* Listing *

____

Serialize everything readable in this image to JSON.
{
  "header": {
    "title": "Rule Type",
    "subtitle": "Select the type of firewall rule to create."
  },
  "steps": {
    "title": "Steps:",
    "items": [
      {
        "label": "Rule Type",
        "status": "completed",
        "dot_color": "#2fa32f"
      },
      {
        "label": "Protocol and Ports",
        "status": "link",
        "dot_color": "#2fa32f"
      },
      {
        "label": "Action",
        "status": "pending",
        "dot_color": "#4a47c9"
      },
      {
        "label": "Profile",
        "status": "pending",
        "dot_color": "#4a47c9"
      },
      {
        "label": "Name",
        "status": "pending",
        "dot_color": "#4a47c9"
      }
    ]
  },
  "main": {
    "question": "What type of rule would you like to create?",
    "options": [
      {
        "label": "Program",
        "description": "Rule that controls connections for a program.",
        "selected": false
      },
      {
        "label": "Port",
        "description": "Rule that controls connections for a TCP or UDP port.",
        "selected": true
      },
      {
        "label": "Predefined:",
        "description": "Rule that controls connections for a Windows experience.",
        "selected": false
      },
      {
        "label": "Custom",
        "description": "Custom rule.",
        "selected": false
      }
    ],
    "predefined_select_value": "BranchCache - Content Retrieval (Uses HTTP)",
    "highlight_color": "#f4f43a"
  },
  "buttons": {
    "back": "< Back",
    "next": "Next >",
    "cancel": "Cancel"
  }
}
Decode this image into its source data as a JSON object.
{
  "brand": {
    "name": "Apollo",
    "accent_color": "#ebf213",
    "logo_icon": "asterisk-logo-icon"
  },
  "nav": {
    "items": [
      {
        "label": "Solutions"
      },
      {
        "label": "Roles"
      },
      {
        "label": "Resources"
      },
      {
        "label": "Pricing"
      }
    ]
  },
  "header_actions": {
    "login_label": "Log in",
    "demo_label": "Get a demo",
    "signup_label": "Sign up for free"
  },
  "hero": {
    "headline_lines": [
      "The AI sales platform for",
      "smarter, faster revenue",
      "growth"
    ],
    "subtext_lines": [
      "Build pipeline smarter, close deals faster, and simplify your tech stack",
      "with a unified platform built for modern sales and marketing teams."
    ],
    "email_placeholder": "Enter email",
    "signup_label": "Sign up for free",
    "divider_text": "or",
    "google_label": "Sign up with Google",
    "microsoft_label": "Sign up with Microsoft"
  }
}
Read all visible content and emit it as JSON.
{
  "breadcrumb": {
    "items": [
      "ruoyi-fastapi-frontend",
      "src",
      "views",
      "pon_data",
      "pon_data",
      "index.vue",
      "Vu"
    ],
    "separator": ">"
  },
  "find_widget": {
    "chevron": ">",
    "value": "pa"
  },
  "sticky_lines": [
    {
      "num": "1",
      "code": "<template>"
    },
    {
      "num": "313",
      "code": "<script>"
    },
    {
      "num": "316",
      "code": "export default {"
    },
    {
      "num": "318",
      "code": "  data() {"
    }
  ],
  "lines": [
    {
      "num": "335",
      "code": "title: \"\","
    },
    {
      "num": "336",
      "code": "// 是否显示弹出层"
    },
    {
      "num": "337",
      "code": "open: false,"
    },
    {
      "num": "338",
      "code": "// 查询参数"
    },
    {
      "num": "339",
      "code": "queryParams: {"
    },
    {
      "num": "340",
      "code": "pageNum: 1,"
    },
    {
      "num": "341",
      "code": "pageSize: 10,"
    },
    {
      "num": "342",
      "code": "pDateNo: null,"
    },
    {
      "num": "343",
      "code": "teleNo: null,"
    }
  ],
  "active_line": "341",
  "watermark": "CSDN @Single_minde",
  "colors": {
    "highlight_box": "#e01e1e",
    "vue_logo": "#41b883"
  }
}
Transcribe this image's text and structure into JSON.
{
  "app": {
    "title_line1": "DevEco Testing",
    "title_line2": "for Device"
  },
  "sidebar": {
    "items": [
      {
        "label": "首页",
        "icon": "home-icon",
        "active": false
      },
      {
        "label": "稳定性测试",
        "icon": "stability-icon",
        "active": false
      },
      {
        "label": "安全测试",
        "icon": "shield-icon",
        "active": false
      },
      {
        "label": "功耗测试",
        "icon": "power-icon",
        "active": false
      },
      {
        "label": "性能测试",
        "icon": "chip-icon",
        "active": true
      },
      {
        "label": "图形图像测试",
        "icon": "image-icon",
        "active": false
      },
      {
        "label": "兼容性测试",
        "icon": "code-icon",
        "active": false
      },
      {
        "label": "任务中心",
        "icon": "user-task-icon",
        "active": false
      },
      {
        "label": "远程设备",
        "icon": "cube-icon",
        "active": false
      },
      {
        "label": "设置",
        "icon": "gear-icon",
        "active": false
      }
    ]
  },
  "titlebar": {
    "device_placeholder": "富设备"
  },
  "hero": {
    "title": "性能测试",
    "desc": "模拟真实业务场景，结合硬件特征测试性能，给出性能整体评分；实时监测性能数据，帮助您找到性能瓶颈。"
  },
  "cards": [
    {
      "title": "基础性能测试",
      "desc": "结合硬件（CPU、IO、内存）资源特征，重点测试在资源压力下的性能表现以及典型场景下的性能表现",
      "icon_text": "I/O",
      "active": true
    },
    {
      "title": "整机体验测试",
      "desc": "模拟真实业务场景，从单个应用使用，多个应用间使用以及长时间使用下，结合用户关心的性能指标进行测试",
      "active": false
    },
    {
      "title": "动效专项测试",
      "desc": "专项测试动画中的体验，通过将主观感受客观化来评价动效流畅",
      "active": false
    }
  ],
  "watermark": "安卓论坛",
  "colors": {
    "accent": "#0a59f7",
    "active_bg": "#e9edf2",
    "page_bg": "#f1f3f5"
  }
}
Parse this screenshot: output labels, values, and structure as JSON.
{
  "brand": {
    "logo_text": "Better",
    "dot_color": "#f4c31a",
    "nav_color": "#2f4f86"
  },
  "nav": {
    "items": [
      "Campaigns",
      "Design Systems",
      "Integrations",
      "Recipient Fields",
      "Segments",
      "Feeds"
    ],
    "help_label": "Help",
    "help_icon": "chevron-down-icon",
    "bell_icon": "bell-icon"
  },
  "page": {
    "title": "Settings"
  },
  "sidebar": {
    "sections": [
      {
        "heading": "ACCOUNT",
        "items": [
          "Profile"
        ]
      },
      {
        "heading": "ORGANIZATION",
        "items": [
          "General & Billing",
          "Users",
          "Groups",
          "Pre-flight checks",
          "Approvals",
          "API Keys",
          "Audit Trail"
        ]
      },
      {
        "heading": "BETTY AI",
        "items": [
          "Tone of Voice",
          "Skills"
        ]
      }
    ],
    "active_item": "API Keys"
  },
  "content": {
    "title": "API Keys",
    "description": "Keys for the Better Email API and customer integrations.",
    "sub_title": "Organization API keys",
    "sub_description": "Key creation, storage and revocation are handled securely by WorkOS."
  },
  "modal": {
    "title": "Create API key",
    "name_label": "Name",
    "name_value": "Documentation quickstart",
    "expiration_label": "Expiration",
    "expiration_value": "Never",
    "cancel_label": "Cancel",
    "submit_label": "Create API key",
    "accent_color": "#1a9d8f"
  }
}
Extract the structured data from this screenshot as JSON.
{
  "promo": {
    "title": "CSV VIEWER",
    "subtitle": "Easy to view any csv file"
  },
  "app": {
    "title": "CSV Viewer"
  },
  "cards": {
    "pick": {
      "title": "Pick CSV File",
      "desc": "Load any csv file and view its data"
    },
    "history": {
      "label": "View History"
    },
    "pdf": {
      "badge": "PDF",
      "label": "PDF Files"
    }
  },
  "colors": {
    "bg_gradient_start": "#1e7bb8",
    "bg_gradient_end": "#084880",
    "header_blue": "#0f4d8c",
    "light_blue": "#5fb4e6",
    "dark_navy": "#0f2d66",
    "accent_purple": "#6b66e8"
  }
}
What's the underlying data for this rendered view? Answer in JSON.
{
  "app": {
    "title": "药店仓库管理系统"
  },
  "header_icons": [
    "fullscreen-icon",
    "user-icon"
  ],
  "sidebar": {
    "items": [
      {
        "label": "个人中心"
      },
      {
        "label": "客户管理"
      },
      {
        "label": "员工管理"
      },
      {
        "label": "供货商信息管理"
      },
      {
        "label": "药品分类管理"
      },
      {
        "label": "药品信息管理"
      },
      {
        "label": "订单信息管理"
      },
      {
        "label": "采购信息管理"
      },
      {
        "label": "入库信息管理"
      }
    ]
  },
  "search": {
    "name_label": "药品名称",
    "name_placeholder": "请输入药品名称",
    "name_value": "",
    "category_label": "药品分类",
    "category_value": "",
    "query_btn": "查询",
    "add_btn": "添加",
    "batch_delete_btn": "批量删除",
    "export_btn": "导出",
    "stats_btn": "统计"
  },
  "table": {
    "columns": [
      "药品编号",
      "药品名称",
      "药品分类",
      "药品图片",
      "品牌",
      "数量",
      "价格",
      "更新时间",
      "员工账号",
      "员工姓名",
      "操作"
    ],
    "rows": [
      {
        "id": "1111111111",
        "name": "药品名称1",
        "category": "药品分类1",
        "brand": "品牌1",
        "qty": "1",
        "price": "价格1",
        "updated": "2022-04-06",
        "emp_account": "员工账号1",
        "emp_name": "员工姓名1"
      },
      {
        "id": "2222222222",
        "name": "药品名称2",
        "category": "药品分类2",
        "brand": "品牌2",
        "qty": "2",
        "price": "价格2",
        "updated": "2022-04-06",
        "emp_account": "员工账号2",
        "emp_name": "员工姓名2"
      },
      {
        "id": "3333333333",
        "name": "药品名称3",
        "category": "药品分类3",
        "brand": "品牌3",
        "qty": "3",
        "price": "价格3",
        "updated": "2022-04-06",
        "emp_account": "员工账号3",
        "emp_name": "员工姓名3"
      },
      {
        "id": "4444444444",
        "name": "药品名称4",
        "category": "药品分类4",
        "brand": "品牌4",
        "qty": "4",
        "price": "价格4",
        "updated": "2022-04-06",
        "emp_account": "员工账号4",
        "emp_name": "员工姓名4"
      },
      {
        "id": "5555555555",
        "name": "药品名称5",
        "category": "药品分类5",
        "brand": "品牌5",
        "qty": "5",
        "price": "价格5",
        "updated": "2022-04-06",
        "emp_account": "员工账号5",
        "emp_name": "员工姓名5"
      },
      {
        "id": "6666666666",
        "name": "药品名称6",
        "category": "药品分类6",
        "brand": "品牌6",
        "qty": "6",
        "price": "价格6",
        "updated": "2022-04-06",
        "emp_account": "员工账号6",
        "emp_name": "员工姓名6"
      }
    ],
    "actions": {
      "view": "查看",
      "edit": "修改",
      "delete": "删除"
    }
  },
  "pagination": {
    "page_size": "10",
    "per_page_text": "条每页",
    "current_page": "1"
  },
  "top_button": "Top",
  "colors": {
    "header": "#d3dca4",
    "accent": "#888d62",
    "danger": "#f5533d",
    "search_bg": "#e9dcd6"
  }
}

____

* Your objective *
Collect every line above that contains the word "chevron".

* Task answer *
    "chevron": ">",
    "help_icon": "chevron-down-icon",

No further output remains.